Set exercise. Show all lines holding "screenshot".

Material provided.
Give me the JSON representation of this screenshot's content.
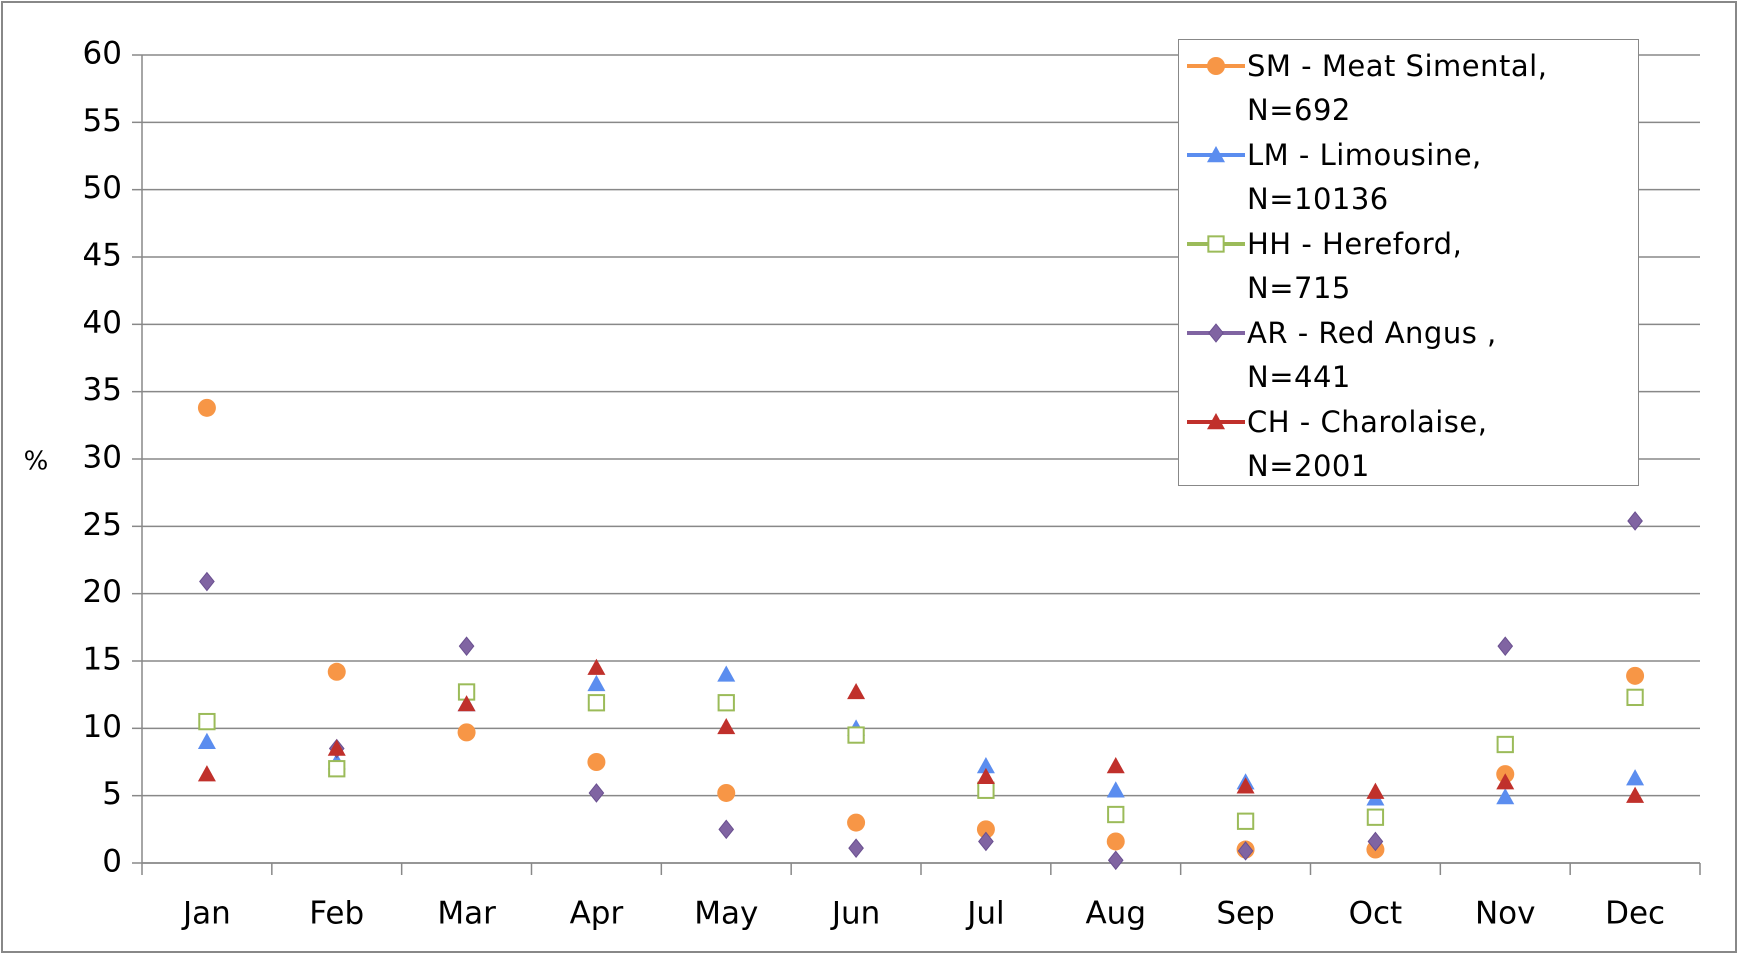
{
  "chart_data": {
    "type": "line",
    "y_label": "%",
    "categories": [
      "Jan",
      "Feb",
      "Mar",
      "Apr",
      "May",
      "Jun",
      "Jul",
      "Aug",
      "Sep",
      "Oct",
      "Nov",
      "Dec"
    ],
    "ylim": [
      0,
      60
    ],
    "yticks": [
      0,
      5,
      10,
      15,
      20,
      25,
      30,
      35,
      40,
      45,
      50,
      55,
      60
    ],
    "grid": true,
    "legend": "top-right",
    "series": [
      {
        "name": "SM - Meat Simental, N=692",
        "color": "#f79646",
        "marker": "circle",
        "values": [
          33.8,
          14.2,
          9.7,
          7.5,
          5.2,
          3.0,
          2.5,
          1.6,
          1.0,
          1.0,
          6.6,
          13.9
        ]
      },
      {
        "name": "LM - Limousine, N=10136",
        "color": "#5b8def",
        "marker": "triangle",
        "values": [
          9.0,
          7.5,
          11.8,
          13.3,
          14.0,
          10.0,
          7.2,
          5.4,
          6.0,
          4.8,
          4.9,
          6.3
        ]
      },
      {
        "name": "HH - Hereford, N=715",
        "color": "#9bbb59",
        "marker": "square-open",
        "values": [
          10.5,
          7.0,
          12.7,
          11.9,
          11.9,
          9.5,
          5.4,
          3.6,
          3.1,
          3.4,
          8.8,
          12.3
        ]
      },
      {
        "name": "AR - Red Angus , N=441",
        "color": "#8064a2",
        "marker": "diamond",
        "values": [
          20.9,
          8.5,
          16.1,
          5.2,
          2.5,
          1.1,
          1.6,
          0.2,
          0.9,
          1.6,
          16.1,
          25.4
        ]
      },
      {
        "name": "CH - Charolaise, N=2001",
        "color": "#c0302b",
        "marker": "triangle",
        "values": [
          6.6,
          8.5,
          11.8,
          14.5,
          10.1,
          12.7,
          6.4,
          7.2,
          5.7,
          5.3,
          6.0,
          5.0
        ]
      }
    ]
  }
}
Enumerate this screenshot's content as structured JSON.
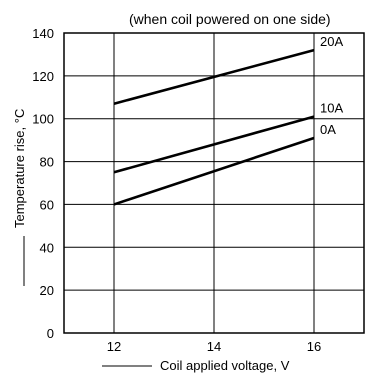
{
  "chart_data": {
    "type": "line",
    "note": "(when coil powered on one side)",
    "xlabel": "Coil applied voltage, V",
    "ylabel": "Temperature rise, °C",
    "xlim": [
      11,
      17
    ],
    "ylim": [
      0,
      140
    ],
    "x_ticks": [
      12,
      14,
      16
    ],
    "y_ticks": [
      0,
      20,
      40,
      60,
      80,
      100,
      120,
      140
    ],
    "grid": true,
    "series": [
      {
        "name": "20A",
        "x": [
          12,
          16
        ],
        "y": [
          107,
          132
        ]
      },
      {
        "name": "10A",
        "x": [
          12,
          16
        ],
        "y": [
          75,
          101
        ]
      },
      {
        "name": "0A",
        "x": [
          12,
          16
        ],
        "y": [
          60,
          91
        ]
      }
    ]
  }
}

Answer.
Give me the JSON representation of this screenshot's content.
Enumerate this screenshot's content as structured JSON.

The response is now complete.